> Given problem
Restate each of the lines below word for word and drop every picture.

> Given data
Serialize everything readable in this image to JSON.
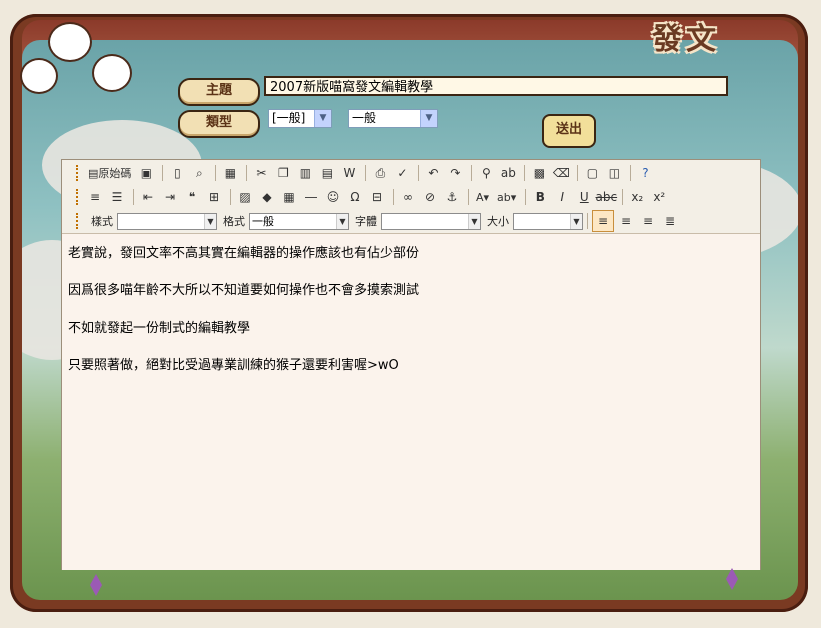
{
  "header": {
    "title_decor": "發文"
  },
  "form": {
    "subject_label": "主題",
    "subject_value": "2007新版喵窩發文編輯教學",
    "type_label": "類型",
    "category_select": "[一般]",
    "type_select": "一般",
    "submit_label": "送出"
  },
  "toolbar": {
    "source_label": "原始碼",
    "style_label": "樣式",
    "format_label": "格式",
    "format_value": "一般",
    "font_label": "字體",
    "size_label": "大小"
  },
  "content": {
    "lines": [
      "老實說，發回文率不高其實在編輯器的操作應該也有佔少部份",
      "因爲很多喵年齡不大所以不知道要如何操作也不會多摸索測試",
      "不如就發起一份制式的編輯教學",
      "只要照著做，絕對比受過專業訓練的猴子還要利害喔>wO"
    ]
  },
  "colors": {
    "frame": "#7a3a22",
    "editor_bg": "#fbf3ec",
    "label_bg": "#f2e0b4"
  }
}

> Correct answer
Serialize everything readable in this image to JSON.
{
  "header": {
    "title_decor": "發文"
  },
  "form": {
    "subject_label": "主題",
    "subject_value": "2007新版喵窩發文編輯教學",
    "type_label": "類型",
    "category_select": "[一般]",
    "type_select": "一般",
    "submit_label": "送出"
  },
  "toolbar": {
    "source_label": "原始碼",
    "style_label": "樣式",
    "format_label": "格式",
    "format_value": "一般",
    "font_label": "字體",
    "size_label": "大小"
  },
  "content": {
    "lines": [
      "老實說，發回文率不高其實在編輯器的操作應該也有佔少部份",
      "因爲很多喵年齡不大所以不知道要如何操作也不會多摸索測試",
      "不如就發起一份制式的編輯教學",
      "只要照著做，絕對比受過專業訓練的猴子還要利害喔>wO"
    ]
  },
  "colors": {
    "frame": "#7a3a22",
    "editor_bg": "#fbf3ec",
    "label_bg": "#f2e0b4"
  }
}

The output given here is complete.